Problem details ▸
Give back the records below exactly, every one, with no pictures.

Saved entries
|---|
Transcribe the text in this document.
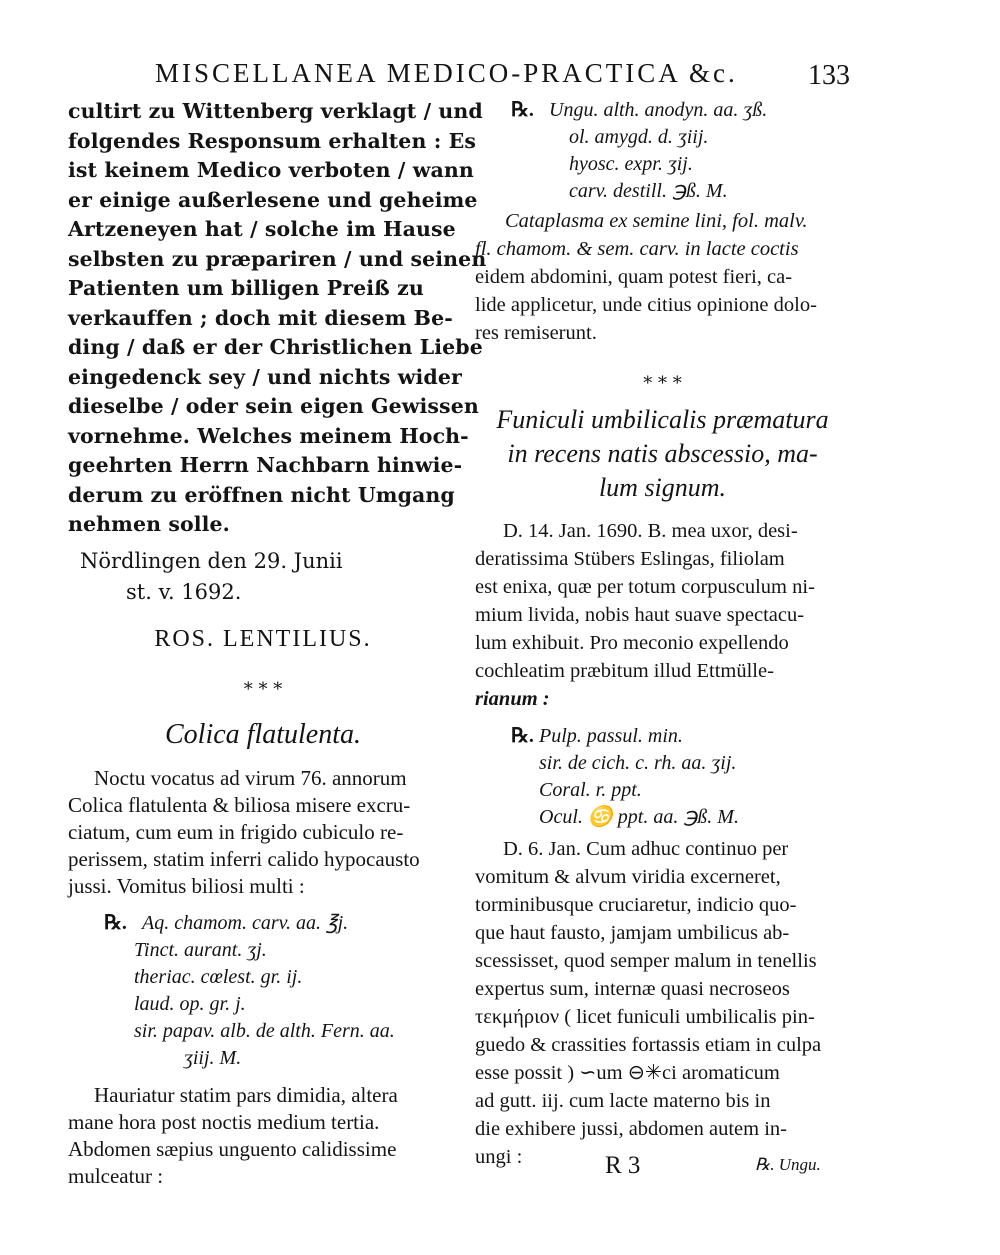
MISCELLANEA MEDICO-PRACTICA &c.	133
cultirt zu Wittenberg verklagt / und
folgendes Responsum erhalten : Es
ist keinem Medico verboten / wann
er einige außerlesene und geheime
Artzeneyen hat / solche im Hause
selbsten zu præpariren / und seinen
Patienten um billigen Preiß zu
verkauffen ; doch mit diesem Be-
ding / daß er der Christlichen Liebe
eingedenck sey / und nichts wider
dieselbe / oder sein eigen Gewissen
vornehme. Welches meinem Hoch-
geehrten Herrn Nachbarn hinwie-
derum zu eröffnen nicht Umgang
nehmen solle.
Nördlingen den 29. Junii
st. v. 1692.
ROS. LENTILIUS.
* * *
Colica flatulenta.
Noctu vocatus ad virum 76. annorum
Colica flatulenta & biliosa misere excru-
ciatum, cum eum in frigido cubiculo re-
perissem, statim inferri calido hypocausto
jussi. Vomitus biliosi multi :
℞. Aq. chamom. carv. aa. ℥j.
Tinct. aurant. ʒj.
theriac. cœlest. gr. ij.
laud. op. gr. j.
sir. papav. alb. de alth. Fern. aa.
ʒiij. M.
Hauriatur statim pars dimidia, altera
mane hora post noctis medium tertia.
Abdomen sæpius unguento calidissime
mulceatur :
℞. Ungu. alth. anodyn. aa. ʒß.
ol. amygd. d. ʒiij.
hyosc. expr. ʒij.
carv. destill. ℈ß. M.
Cataplasma ex semine lini, fol. malv.
fl. chamom. & sem. carv. in lacte coctis
eidem abdomini, quam potest fieri, ca-
lide applicetur, unde citius opinione dolo-
res remiserunt.
* * *
Funiculi umbilicalis præmatura
in recens natis abscessio, ma-
lum signum.
D. 14. Jan. 1690. B. mea uxor, desi-
deratissima Stübers Eslingas, filiolam
est enixa, quæ per totum corpusculum ni-
mium livida, nobis haut suave spectacu-
lum exhibuit. Pro meconio expellendo
cochleatim præbitum illud Ettmülle-
rianum :
℞. Pulp. passul. min.
sir. de cich. c. rh. aa. ʒij.
Coral. r. ppt.
Ocul. ♋ ppt. aa. ℈ß. M.
D. 6. Jan. Cum adhuc continuo per
vomitum & alvum viridia excerneret,
torminibusque cruciaretur, indicio quo-
que haut fausto, jamjam umbilicus ab-
scessisset, quod semper malum in tenellis
expertus sum, internæ quasi necroseos
τεκμήριον ( licet funiculi umbilicalis pin-
guedo & crassities fortassis etiam in culpa
esse possit ) ∽um ⊖✳ci aromaticum
ad gutt. iij. cum lacte materno bis in
die exhibere jussi, abdomen autem in-
ungi :	R 3	℞. Ungu.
|---|
Completed exercise ▸
Transcribe the text in this document.
MISCELLANEA MEDICO-PRACTICA &c.	133
cultirt zu Wittenberg verklagt / und
folgendes Responsum erhalten : Es
ist keinem Medico verboten / wann
er einige außerlesene und geheime
Artzeneyen hat / solche im Hause
selbsten zu præpariren / und seinen
Patienten um billigen Preiß zu
verkauffen ; doch mit diesem Be-
ding / daß er der Christlichen Liebe
eingedenck sey / und nichts wider
dieselbe / oder sein eigen Gewissen
vornehme. Welches meinem Hoch-
geehrten Herrn Nachbarn hinwie-
derum zu eröffnen nicht Umgang
nehmen solle.
Nördlingen den 29. Junii
st. v. 1692.
ROS. LENTILIUS.
* * *
Colica flatulenta.
Noctu vocatus ad virum 76. annorum
Colica flatulenta & biliosa misere excru-
ciatum, cum eum in frigido cubiculo re-
perissem, statim inferri calido hypocausto
jussi. Vomitus biliosi multi :
℞. Aq. chamom. carv. aa. ℥j.
Tinct. aurant. ʒj.
theriac. cœlest. gr. ij.
laud. op. gr. j.
sir. papav. alb. de alth. Fern. aa.
ʒiij. M.
Hauriatur statim pars dimidia, altera
mane hora post noctis medium tertia.
Abdomen sæpius unguento calidissime
mulceatur :
℞. Ungu. alth. anodyn. aa. ʒß.
ol. amygd. d. ʒiij.
hyosc. expr. ʒij.
carv. destill. ℈ß. M.
Cataplasma ex semine lini, fol. malv.
fl. chamom. & sem. carv. in lacte coctis
eidem abdomini, quam potest fieri, ca-
lide applicetur, unde citius opinione dolo-
res remiserunt.
* * *
Funiculi umbilicalis præmatura
in recens natis abscessio, ma-
lum signum.
D. 14. Jan. 1690. B. mea uxor, desi-
deratissima Stübers Eslingas, filiolam
est enixa, quæ per totum corpusculum ni-
mium livida, nobis haut suave spectacu-
lum exhibuit. Pro meconio expellendo
cochleatim præbitum illud Ettmülle-
rianum :
℞. Pulp. passul. min.
sir. de cich. c. rh. aa. ʒij.
Coral. r. ppt.
Ocul. ♋ ppt. aa. ℈ß. M.
D. 6. Jan. Cum adhuc continuo per
vomitum & alvum viridia excerneret,
torminibusque cruciaretur, indicio quo-
que haut fausto, jamjam umbilicus ab-
scessisset, quod semper malum in tenellis
expertus sum, internæ quasi necroseos
τεκμήριον ( licet funiculi umbilicalis pin-
guedo & crassities fortassis etiam in culpa
esse possit ) ∽um ⊖✳ci aromaticum
ad gutt. iij. cum lacte materno bis in
die exhibere jussi, abdomen autem in-
ungi :	R 3	℞. Ungu.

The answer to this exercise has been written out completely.